**The task:**
Will you transcribe the entries that follow, exactly and in full?

**Stored rows:**
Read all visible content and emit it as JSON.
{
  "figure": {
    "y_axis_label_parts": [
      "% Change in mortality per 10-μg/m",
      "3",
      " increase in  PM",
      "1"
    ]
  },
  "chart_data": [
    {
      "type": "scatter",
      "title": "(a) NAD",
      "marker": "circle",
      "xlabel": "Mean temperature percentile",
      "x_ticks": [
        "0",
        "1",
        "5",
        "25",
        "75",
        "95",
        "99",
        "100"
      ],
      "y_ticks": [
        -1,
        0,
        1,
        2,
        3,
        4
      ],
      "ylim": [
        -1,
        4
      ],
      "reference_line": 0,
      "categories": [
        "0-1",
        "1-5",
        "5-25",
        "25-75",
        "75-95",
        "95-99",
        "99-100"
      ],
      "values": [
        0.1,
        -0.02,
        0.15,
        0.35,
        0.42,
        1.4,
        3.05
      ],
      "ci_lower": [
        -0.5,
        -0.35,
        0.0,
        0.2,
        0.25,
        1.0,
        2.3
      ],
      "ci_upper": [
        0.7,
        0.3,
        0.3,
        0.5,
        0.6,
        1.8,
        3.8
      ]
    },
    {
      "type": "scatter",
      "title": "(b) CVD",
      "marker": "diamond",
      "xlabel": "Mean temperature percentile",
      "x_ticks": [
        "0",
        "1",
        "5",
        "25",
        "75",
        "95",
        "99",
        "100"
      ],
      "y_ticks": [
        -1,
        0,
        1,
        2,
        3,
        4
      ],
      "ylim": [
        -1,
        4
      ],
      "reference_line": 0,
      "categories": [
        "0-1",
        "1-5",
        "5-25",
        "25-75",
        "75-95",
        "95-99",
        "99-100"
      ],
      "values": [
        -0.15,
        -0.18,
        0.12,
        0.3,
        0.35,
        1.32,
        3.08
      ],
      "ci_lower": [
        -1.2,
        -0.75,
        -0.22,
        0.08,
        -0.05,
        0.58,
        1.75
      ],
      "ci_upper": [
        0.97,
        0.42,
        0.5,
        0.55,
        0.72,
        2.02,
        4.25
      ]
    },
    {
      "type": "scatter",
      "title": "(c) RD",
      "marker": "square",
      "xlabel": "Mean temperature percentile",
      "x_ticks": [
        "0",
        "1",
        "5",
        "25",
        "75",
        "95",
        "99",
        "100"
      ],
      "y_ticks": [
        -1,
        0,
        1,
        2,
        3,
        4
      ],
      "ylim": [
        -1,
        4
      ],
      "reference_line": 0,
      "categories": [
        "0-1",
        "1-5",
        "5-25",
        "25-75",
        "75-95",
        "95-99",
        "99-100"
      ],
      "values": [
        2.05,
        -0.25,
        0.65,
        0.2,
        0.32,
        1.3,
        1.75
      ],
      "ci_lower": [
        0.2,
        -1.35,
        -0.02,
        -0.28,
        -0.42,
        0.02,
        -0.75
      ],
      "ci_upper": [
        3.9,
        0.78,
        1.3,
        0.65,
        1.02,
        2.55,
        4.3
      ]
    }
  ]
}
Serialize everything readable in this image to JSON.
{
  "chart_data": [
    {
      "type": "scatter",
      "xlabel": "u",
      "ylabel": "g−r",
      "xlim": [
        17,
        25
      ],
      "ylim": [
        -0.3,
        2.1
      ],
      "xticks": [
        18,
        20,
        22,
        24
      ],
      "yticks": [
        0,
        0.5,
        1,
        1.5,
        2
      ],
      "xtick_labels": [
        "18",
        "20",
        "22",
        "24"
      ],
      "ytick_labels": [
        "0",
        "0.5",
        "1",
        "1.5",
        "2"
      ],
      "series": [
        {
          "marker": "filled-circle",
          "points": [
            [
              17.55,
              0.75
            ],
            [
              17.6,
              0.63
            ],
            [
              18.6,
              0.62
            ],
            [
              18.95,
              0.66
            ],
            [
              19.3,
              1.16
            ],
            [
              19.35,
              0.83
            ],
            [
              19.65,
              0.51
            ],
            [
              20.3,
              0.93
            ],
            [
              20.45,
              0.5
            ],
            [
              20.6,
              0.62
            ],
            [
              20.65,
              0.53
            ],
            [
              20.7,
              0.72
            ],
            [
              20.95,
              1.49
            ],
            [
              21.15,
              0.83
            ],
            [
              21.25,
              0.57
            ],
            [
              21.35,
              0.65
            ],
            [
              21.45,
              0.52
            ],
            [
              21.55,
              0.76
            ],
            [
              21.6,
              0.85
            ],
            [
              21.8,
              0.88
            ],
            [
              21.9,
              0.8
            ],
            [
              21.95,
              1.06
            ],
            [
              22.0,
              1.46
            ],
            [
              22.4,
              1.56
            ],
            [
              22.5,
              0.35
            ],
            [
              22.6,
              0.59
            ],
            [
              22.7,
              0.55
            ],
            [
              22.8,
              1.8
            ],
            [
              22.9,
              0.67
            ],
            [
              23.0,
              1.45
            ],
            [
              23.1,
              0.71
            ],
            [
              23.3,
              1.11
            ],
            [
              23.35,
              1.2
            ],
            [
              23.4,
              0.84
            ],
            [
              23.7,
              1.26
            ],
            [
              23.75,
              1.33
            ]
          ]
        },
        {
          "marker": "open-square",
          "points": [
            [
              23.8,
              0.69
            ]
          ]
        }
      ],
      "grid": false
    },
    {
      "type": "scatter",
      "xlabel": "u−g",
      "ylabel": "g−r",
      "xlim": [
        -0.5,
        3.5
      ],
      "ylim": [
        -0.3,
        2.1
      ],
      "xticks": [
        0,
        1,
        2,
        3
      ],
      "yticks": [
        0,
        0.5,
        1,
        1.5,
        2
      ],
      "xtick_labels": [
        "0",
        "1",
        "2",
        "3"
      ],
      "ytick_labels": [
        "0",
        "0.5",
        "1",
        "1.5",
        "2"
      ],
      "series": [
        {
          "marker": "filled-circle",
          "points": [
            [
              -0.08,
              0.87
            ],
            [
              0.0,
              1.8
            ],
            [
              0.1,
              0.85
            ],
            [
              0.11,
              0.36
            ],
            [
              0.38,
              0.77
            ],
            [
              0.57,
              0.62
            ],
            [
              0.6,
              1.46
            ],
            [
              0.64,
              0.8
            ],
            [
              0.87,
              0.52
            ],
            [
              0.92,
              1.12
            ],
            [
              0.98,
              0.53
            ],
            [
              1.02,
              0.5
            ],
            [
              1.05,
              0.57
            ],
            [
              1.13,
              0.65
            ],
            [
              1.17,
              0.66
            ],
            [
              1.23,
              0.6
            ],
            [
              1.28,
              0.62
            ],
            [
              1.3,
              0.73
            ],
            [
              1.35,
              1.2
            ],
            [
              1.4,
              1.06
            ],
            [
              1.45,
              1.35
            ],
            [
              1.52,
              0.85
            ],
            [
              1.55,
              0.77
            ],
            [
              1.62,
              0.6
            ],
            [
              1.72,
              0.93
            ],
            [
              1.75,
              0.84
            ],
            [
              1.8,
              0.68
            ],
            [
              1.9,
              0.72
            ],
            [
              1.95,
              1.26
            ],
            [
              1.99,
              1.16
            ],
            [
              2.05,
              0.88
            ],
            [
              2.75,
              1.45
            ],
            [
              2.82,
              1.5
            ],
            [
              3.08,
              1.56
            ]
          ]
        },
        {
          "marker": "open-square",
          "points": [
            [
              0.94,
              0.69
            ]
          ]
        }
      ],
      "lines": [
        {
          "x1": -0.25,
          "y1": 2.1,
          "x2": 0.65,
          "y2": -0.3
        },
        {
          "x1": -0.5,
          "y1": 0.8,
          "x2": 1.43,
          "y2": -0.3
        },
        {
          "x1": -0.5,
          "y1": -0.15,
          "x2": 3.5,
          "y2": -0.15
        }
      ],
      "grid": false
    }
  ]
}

**Solution to this exercise:**
Read all visible content and emit it as JSON.
{
  "figure": {
    "y_axis_label_parts": [
      "% Change in mortality per 10-μg/m",
      "3",
      " increase in  PM",
      "1"
    ]
  },
  "chart_data": [
    {
      "type": "scatter",
      "title": "(a) NAD",
      "marker": "circle",
      "xlabel": "Mean temperature percentile",
      "x_ticks": [
        "0",
        "1",
        "5",
        "25",
        "75",
        "95",
        "99",
        "100"
      ],
      "y_ticks": [
        -1,
        0,
        1,
        2,
        3,
        4
      ],
      "ylim": [
        -1,
        4
      ],
      "reference_line": 0,
      "categories": [
        "0-1",
        "1-5",
        "5-25",
        "25-75",
        "75-95",
        "95-99",
        "99-100"
      ],
      "values": [
        0.1,
        -0.02,
        0.15,
        0.35,
        0.42,
        1.4,
        3.05
      ],
      "ci_lower": [
        -0.5,
        -0.35,
        0.0,
        0.2,
        0.25,
        1.0,
        2.3
      ],
      "ci_upper": [
        0.7,
        0.3,
        0.3,
        0.5,
        0.6,
        1.8,
        3.8
      ]
    },
    {
      "type": "scatter",
      "title": "(b) CVD",
      "marker": "diamond",
      "xlabel": "Mean temperature percentile",
      "x_ticks": [
        "0",
        "1",
        "5",
        "25",
        "75",
        "95",
        "99",
        "100"
      ],
      "y_ticks": [
        -1,
        0,
        1,
        2,
        3,
        4
      ],
      "ylim": [
        -1,
        4
      ],
      "reference_line": 0,
      "categories": [
        "0-1",
        "1-5",
        "5-25",
        "25-75",
        "75-95",
        "95-99",
        "99-100"
      ],
      "values": [
        -0.15,
        -0.18,
        0.12,
        0.3,
        0.35,
        1.32,
        3.08
      ],
      "ci_lower": [
        -1.2,
        -0.75,
        -0.22,
        0.08,
        -0.05,
        0.58,
        1.75
      ],
      "ci_upper": [
        0.97,
        0.42,
        0.5,
        0.55,
        0.72,
        2.02,
        4.25
      ]
    },
    {
      "type": "scatter",
      "title": "(c) RD",
      "marker": "square",
      "xlabel": "Mean temperature percentile",
      "x_ticks": [
        "0",
        "1",
        "5",
        "25",
        "75",
        "95",
        "99",
        "100"
      ],
      "y_ticks": [
        -1,
        0,
        1,
        2,
        3,
        4
      ],
      "ylim": [
        -1,
        4
      ],
      "reference_line": 0,
      "categories": [
        "0-1",
        "1-5",
        "5-25",
        "25-75",
        "75-95",
        "95-99",
        "99-100"
      ],
      "values": [
        2.05,
        -0.25,
        0.65,
        0.2,
        0.32,
        1.3,
        1.75
      ],
      "ci_lower": [
        0.2,
        -1.35,
        -0.02,
        -0.28,
        -0.42,
        0.02,
        -0.75
      ],
      "ci_upper": [
        3.9,
        0.78,
        1.3,
        0.65,
        1.02,
        2.55,
        4.3
      ]
    }
  ]
}
Serialize everything readable in this image to JSON.
{
  "chart_data": [
    {
      "type": "scatter",
      "xlabel": "u",
      "ylabel": "g−r",
      "xlim": [
        17,
        25
      ],
      "ylim": [
        -0.3,
        2.1
      ],
      "xticks": [
        18,
        20,
        22,
        24
      ],
      "yticks": [
        0,
        0.5,
        1,
        1.5,
        2
      ],
      "xtick_labels": [
        "18",
        "20",
        "22",
        "24"
      ],
      "ytick_labels": [
        "0",
        "0.5",
        "1",
        "1.5",
        "2"
      ],
      "series": [
        {
          "marker": "filled-circle",
          "points": [
            [
              17.55,
              0.75
            ],
            [
              17.6,
              0.63
            ],
            [
              18.6,
              0.62
            ],
            [
              18.95,
              0.66
            ],
            [
              19.3,
              1.16
            ],
            [
              19.35,
              0.83
            ],
            [
              19.65,
              0.51
            ],
            [
              20.3,
              0.93
            ],
            [
              20.45,
              0.5
            ],
            [
              20.6,
              0.62
            ],
            [
              20.65,
              0.53
            ],
            [
              20.7,
              0.72
            ],
            [
              20.95,
              1.49
            ],
            [
              21.15,
              0.83
            ],
            [
              21.25,
              0.57
            ],
            [
              21.35,
              0.65
            ],
            [
              21.45,
              0.52
            ],
            [
              21.55,
              0.76
            ],
            [
              21.6,
              0.85
            ],
            [
              21.8,
              0.88
            ],
            [
              21.9,
              0.8
            ],
            [
              21.95,
              1.06
            ],
            [
              22.0,
              1.46
            ],
            [
              22.4,
              1.56
            ],
            [
              22.5,
              0.35
            ],
            [
              22.6,
              0.59
            ],
            [
              22.7,
              0.55
            ],
            [
              22.8,
              1.8
            ],
            [
              22.9,
              0.67
            ],
            [
              23.0,
              1.45
            ],
            [
              23.1,
              0.71
            ],
            [
              23.3,
              1.11
            ],
            [
              23.35,
              1.2
            ],
            [
              23.4,
              0.84
            ],
            [
              23.7,
              1.26
            ],
            [
              23.75,
              1.33
            ]
          ]
        },
        {
          "marker": "open-square",
          "points": [
            [
              23.8,
              0.69
            ]
          ]
        }
      ],
      "grid": false
    },
    {
      "type": "scatter",
      "xlabel": "u−g",
      "ylabel": "g−r",
      "xlim": [
        -0.5,
        3.5
      ],
      "ylim": [
        -0.3,
        2.1
      ],
      "xticks": [
        0,
        1,
        2,
        3
      ],
      "yticks": [
        0,
        0.5,
        1,
        1.5,
        2
      ],
      "xtick_labels": [
        "0",
        "1",
        "2",
        "3"
      ],
      "ytick_labels": [
        "0",
        "0.5",
        "1",
        "1.5",
        "2"
      ],
      "series": [
        {
          "marker": "filled-circle",
          "points": [
            [
              -0.08,
              0.87
            ],
            [
              0.0,
              1.8
            ],
            [
              0.1,
              0.85
            ],
            [
              0.11,
              0.36
            ],
            [
              0.38,
              0.77
            ],
            [
              0.57,
              0.62
            ],
            [
              0.6,
              1.46
            ],
            [
              0.64,
              0.8
            ],
            [
              0.87,
              0.52
            ],
            [
              0.92,
              1.12
            ],
            [
              0.98,
              0.53
            ],
            [
              1.02,
              0.5
            ],
            [
              1.05,
              0.57
            ],
            [
              1.13,
              0.65
            ],
            [
              1.17,
              0.66
            ],
            [
              1.23,
              0.6
            ],
            [
              1.28,
              0.62
            ],
            [
              1.3,
              0.73
            ],
            [
              1.35,
              1.2
            ],
            [
              1.4,
              1.06
            ],
            [
              1.45,
              1.35
            ],
            [
              1.52,
              0.85
            ],
            [
              1.55,
              0.77
            ],
            [
              1.62,
              0.6
            ],
            [
              1.72,
              0.93
            ],
            [
              1.75,
              0.84
            ],
            [
              1.8,
              0.68
            ],
            [
              1.9,
              0.72
            ],
            [
              1.95,
              1.26
            ],
            [
              1.99,
              1.16
            ],
            [
              2.05,
              0.88
            ],
            [
              2.75,
              1.45
            ],
            [
              2.82,
              1.5
            ],
            [
              3.08,
              1.56
            ]
          ]
        },
        {
          "marker": "open-square",
          "points": [
            [
              0.94,
              0.69
            ]
          ]
        }
      ],
      "lines": [
        {
          "x1": -0.25,
          "y1": 2.1,
          "x2": 0.65,
          "y2": -0.3
        },
        {
          "x1": -0.5,
          "y1": 0.8,
          "x2": 1.43,
          "y2": -0.3
        },
        {
          "x1": -0.5,
          "y1": -0.15,
          "x2": 3.5,
          "y2": -0.15
        }
      ],
      "grid": false
    }
  ]
}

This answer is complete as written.